---------- LISTING

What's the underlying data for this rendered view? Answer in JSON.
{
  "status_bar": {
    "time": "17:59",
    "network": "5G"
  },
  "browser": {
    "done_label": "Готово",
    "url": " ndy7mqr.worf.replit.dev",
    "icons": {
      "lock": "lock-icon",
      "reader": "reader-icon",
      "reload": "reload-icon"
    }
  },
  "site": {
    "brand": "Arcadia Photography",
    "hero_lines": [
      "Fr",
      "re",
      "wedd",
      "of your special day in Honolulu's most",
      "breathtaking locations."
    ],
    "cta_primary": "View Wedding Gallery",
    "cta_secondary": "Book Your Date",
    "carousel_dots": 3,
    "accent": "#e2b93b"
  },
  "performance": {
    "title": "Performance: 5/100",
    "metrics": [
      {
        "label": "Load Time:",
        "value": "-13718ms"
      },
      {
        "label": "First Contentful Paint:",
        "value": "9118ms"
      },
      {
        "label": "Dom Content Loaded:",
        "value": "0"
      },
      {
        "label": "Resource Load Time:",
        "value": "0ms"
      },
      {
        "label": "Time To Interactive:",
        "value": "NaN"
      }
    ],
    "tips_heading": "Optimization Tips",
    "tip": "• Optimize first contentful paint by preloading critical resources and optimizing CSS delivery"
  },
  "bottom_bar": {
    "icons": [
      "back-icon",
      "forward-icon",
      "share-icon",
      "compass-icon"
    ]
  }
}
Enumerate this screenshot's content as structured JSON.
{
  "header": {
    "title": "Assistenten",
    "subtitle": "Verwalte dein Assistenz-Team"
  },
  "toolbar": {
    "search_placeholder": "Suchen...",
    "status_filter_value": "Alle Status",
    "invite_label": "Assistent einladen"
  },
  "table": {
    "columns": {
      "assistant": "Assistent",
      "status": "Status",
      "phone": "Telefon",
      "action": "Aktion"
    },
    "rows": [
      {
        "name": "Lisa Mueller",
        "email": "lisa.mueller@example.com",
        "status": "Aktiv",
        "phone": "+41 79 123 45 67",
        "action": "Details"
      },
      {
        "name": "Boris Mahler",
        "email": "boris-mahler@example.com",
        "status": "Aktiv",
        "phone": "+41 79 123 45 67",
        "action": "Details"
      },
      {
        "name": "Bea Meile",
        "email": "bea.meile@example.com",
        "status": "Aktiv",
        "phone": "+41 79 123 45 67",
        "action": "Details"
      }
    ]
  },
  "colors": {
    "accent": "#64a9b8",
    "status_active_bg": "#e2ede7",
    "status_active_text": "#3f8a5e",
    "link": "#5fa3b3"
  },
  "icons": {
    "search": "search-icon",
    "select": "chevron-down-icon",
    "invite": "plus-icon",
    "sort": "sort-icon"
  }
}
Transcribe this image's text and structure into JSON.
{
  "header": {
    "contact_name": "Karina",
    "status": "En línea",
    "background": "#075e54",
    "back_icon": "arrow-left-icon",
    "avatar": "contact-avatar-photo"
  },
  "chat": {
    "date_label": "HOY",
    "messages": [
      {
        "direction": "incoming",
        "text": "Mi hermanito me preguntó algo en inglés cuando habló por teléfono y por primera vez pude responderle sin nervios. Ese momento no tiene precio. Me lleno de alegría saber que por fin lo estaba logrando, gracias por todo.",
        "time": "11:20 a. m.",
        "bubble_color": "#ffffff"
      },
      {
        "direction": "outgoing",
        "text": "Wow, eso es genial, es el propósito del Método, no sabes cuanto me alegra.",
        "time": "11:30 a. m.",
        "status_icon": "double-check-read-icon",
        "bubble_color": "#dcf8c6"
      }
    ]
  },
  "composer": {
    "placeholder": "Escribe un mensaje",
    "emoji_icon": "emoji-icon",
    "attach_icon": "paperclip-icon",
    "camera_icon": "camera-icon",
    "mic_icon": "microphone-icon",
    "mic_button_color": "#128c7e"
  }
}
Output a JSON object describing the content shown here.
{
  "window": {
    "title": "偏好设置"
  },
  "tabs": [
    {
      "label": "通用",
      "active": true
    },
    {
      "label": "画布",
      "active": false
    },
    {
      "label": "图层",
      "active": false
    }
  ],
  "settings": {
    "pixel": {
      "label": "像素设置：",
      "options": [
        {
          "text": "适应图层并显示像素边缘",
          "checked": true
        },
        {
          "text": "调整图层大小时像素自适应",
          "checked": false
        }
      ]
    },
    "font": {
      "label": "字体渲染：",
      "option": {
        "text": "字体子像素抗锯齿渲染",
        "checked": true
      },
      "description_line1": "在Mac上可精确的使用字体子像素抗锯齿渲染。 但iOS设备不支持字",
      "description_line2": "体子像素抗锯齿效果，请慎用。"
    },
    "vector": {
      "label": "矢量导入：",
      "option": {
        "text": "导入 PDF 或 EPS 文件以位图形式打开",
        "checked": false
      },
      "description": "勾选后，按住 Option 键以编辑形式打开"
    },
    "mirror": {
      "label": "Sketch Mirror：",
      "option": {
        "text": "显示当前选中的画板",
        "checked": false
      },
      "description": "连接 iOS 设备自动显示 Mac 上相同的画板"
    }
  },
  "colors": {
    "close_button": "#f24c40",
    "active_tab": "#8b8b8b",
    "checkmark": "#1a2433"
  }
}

--------------------

# WHAT THIS TASK INVOLVES
Report how many lines in these entries contain "JSON". Answer with the number only.

# TASK SOLUTION
4